GIVEN REQUEST:
Find all the lines with "name" and gather them.

--- GIVEN RECORDS ---

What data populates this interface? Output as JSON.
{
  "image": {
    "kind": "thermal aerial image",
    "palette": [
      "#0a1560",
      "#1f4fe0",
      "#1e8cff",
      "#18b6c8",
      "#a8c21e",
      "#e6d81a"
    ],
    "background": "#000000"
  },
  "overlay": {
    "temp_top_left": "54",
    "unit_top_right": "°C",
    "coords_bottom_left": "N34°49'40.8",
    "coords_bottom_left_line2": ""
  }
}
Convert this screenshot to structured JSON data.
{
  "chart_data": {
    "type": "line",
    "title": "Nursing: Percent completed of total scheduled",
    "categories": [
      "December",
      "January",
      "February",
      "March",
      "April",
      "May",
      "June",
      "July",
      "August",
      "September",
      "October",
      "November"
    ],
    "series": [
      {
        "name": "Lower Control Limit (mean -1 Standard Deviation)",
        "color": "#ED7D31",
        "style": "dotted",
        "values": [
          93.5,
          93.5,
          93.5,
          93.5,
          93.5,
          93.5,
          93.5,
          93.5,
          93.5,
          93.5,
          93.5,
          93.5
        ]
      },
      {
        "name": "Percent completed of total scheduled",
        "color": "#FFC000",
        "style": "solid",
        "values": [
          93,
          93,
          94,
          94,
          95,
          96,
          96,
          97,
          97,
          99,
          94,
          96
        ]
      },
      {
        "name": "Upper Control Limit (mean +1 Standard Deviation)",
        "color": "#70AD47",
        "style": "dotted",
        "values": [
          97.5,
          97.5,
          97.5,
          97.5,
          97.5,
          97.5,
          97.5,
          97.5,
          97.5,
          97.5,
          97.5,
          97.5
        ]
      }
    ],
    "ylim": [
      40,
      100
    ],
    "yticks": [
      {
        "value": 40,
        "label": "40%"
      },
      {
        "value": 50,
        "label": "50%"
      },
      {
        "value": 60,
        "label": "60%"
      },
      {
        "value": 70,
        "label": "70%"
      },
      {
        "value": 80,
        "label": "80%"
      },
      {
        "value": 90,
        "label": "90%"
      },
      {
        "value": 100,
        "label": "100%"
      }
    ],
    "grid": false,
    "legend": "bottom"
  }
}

---

SOLUTION TO THIS PROBLEM:
        "name": "Lower Control Limit (mean -1 Standard Deviation)",
        "name": "Percent completed of total scheduled",
        "name": "Upper Control Limit (mean +1 Standard Deviation)",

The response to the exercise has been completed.